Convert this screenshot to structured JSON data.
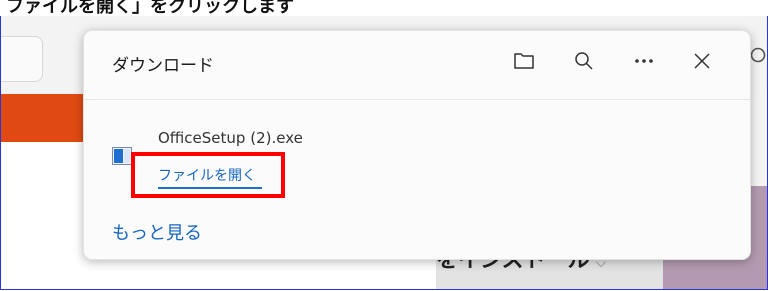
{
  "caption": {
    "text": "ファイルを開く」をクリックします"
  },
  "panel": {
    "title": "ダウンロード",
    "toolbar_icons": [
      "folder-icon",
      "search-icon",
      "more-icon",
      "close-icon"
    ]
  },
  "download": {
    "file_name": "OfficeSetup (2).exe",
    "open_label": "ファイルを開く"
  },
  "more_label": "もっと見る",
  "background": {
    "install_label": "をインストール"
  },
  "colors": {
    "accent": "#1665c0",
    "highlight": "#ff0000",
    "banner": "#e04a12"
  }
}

☆ ☆ ☆

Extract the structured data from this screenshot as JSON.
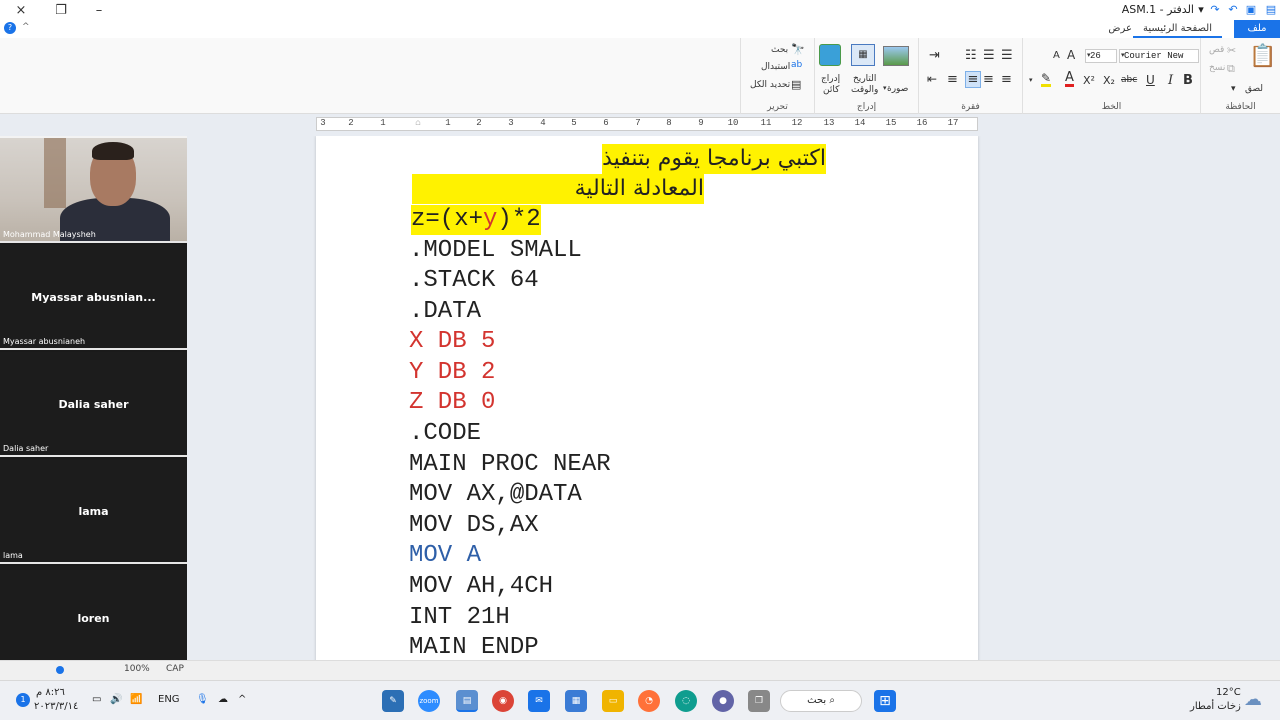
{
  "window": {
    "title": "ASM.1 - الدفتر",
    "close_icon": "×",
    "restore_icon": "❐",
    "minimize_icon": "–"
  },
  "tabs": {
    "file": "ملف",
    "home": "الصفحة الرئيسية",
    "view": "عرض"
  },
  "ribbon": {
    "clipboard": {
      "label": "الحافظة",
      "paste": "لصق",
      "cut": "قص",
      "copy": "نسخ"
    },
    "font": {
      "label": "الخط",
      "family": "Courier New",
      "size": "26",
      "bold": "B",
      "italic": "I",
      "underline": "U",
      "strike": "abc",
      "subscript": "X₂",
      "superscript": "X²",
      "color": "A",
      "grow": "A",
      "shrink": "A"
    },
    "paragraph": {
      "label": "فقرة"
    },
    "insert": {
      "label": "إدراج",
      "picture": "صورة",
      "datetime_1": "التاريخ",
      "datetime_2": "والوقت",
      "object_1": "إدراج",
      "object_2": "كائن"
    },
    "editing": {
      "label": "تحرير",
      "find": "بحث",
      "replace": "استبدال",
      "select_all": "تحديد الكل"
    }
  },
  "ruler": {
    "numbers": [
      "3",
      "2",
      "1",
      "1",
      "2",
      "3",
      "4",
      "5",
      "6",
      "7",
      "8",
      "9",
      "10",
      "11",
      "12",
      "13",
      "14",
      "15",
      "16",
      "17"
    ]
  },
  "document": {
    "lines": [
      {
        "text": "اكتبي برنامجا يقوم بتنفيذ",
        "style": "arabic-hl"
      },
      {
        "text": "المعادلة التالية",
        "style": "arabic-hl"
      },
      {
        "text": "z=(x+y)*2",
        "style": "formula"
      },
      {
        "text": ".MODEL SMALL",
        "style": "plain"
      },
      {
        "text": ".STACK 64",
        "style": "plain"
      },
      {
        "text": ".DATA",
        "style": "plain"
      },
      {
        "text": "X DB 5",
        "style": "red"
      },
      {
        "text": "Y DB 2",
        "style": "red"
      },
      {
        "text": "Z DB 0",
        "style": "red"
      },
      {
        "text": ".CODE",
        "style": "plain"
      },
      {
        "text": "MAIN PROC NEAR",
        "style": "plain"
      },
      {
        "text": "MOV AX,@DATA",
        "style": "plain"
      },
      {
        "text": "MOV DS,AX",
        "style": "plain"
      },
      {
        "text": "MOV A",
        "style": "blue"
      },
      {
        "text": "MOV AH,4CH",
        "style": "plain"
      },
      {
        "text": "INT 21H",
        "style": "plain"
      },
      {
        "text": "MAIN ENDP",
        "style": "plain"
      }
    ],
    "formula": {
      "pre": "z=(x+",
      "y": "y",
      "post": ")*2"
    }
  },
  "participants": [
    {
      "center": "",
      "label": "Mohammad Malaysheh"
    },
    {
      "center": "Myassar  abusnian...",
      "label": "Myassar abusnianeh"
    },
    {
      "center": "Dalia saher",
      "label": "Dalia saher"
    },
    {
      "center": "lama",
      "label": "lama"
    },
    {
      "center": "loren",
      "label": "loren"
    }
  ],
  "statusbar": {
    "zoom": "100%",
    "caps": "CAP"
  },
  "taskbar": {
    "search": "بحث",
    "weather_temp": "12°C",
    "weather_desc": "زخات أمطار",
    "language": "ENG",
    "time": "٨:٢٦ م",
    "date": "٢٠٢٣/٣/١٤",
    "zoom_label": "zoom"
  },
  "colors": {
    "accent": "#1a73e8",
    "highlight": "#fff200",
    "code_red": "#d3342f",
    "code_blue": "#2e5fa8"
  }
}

☆ ☆ ☆

[What you need to do]: Reply with one number only, the count of lines above that hold the string "structured".

[Full answer]: 2